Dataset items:
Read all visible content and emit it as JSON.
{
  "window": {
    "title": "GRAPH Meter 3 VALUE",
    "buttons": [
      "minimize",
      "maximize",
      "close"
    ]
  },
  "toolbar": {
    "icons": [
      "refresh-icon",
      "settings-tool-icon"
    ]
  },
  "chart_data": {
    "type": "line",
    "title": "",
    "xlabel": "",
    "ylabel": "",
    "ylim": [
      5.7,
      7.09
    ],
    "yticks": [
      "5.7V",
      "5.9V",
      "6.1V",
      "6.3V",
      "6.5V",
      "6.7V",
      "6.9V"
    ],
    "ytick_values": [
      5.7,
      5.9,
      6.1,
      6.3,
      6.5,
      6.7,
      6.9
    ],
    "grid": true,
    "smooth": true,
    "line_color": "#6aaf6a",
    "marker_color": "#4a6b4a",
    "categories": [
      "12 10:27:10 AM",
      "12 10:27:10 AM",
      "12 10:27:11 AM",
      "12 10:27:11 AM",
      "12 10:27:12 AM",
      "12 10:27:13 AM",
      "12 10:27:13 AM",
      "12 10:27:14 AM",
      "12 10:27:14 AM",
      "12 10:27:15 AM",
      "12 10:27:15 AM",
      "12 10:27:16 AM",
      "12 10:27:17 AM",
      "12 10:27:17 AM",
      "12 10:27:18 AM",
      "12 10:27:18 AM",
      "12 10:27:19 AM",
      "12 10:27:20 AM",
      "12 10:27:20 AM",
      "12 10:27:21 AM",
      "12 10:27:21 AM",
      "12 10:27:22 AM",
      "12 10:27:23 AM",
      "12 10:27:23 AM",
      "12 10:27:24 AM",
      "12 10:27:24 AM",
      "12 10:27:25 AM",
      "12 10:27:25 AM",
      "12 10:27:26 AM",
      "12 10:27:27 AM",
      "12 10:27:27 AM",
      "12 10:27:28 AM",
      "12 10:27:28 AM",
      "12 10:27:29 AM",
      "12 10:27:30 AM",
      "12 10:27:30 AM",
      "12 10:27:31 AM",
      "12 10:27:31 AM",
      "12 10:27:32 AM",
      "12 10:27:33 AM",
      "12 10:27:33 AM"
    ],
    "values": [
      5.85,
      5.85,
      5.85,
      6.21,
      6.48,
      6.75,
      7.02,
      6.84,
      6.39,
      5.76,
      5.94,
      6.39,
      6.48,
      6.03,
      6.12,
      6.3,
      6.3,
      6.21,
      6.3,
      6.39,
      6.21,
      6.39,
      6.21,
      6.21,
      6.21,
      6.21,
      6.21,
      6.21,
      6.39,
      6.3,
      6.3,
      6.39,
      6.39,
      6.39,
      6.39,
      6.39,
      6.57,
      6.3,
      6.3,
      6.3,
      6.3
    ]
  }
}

- [AIM]:
Repeat every line of the data, exactly and in full.

- [EXERCISE RESPONSE]:
Read all visible content and emit it as JSON.
{
  "window": {
    "title": "GRAPH Meter 3 VALUE",
    "buttons": [
      "minimize",
      "maximize",
      "close"
    ]
  },
  "toolbar": {
    "icons": [
      "refresh-icon",
      "settings-tool-icon"
    ]
  },
  "chart_data": {
    "type": "line",
    "title": "",
    "xlabel": "",
    "ylabel": "",
    "ylim": [
      5.7,
      7.09
    ],
    "yticks": [
      "5.7V",
      "5.9V",
      "6.1V",
      "6.3V",
      "6.5V",
      "6.7V",
      "6.9V"
    ],
    "ytick_values": [
      5.7,
      5.9,
      6.1,
      6.3,
      6.5,
      6.7,
      6.9
    ],
    "grid": true,
    "smooth": true,
    "line_color": "#6aaf6a",
    "marker_color": "#4a6b4a",
    "categories": [
      "12 10:27:10 AM",
      "12 10:27:10 AM",
      "12 10:27:11 AM",
      "12 10:27:11 AM",
      "12 10:27:12 AM",
      "12 10:27:13 AM",
      "12 10:27:13 AM",
      "12 10:27:14 AM",
      "12 10:27:14 AM",
      "12 10:27:15 AM",
      "12 10:27:15 AM",
      "12 10:27:16 AM",
      "12 10:27:17 AM",
      "12 10:27:17 AM",
      "12 10:27:18 AM",
      "12 10:27:18 AM",
      "12 10:27:19 AM",
      "12 10:27:20 AM",
      "12 10:27:20 AM",
      "12 10:27:21 AM",
      "12 10:27:21 AM",
      "12 10:27:22 AM",
      "12 10:27:23 AM",
      "12 10:27:23 AM",
      "12 10:27:24 AM",
      "12 10:27:24 AM",
      "12 10:27:25 AM",
      "12 10:27:25 AM",
      "12 10:27:26 AM",
      "12 10:27:27 AM",
      "12 10:27:27 AM",
      "12 10:27:28 AM",
      "12 10:27:28 AM",
      "12 10:27:29 AM",
      "12 10:27:30 AM",
      "12 10:27:30 AM",
      "12 10:27:31 AM",
      "12 10:27:31 AM",
      "12 10:27:32 AM",
      "12 10:27:33 AM",
      "12 10:27:33 AM"
    ],
    "values": [
      5.85,
      5.85,
      5.85,
      6.21,
      6.48,
      6.75,
      7.02,
      6.84,
      6.39,
      5.76,
      5.94,
      6.39,
      6.48,
      6.03,
      6.12,
      6.3,
      6.3,
      6.21,
      6.3,
      6.39,
      6.21,
      6.39,
      6.21,
      6.21,
      6.21,
      6.21,
      6.21,
      6.21,
      6.39,
      6.3,
      6.3,
      6.39,
      6.39,
      6.39,
      6.39,
      6.39,
      6.57,
      6.3,
      6.3,
      6.3,
      6.3
    ]
  }
}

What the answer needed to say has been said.